> _DIRECTIVE_: Go through the records underneath and write each one out again exactly.
--- --- ---
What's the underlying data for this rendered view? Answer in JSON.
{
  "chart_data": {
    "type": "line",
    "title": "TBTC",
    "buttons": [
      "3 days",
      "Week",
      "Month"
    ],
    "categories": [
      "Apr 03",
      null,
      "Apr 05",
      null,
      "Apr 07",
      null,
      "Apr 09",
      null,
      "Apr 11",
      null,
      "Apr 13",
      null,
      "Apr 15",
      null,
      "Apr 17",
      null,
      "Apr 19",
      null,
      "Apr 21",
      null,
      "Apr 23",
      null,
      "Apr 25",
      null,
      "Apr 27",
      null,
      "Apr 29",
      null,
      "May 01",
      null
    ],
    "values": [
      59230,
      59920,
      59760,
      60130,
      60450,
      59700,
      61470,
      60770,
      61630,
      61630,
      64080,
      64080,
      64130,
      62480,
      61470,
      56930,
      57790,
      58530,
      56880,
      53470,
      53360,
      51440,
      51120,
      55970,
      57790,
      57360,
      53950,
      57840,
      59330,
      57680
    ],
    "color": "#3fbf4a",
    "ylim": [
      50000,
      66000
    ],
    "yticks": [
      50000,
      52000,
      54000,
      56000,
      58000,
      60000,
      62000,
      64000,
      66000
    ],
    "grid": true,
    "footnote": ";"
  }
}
--- --- ---
> _THE SOLUTION_:
What's the underlying data for this rendered view? Answer in JSON.
{
  "chart_data": {
    "type": "line",
    "title": "TBTC",
    "buttons": [
      "3 days",
      "Week",
      "Month"
    ],
    "categories": [
      "Apr 03",
      null,
      "Apr 05",
      null,
      "Apr 07",
      null,
      "Apr 09",
      null,
      "Apr 11",
      null,
      "Apr 13",
      null,
      "Apr 15",
      null,
      "Apr 17",
      null,
      "Apr 19",
      null,
      "Apr 21",
      null,
      "Apr 23",
      null,
      "Apr 25",
      null,
      "Apr 27",
      null,
      "Apr 29",
      null,
      "May 01",
      null
    ],
    "values": [
      59230,
      59920,
      59760,
      60130,
      60450,
      59700,
      61470,
      60770,
      61630,
      61630,
      64080,
      64080,
      64130,
      62480,
      61470,
      56930,
      57790,
      58530,
      56880,
      53470,
      53360,
      51440,
      51120,
      55970,
      57790,
      57360,
      53950,
      57840,
      59330,
      57680
    ],
    "color": "#3fbf4a",
    "ylim": [
      50000,
      66000
    ],
    "yticks": [
      50000,
      52000,
      54000,
      56000,
      58000,
      60000,
      62000,
      64000,
      66000
    ],
    "grid": true,
    "footnote": ";"
  }
}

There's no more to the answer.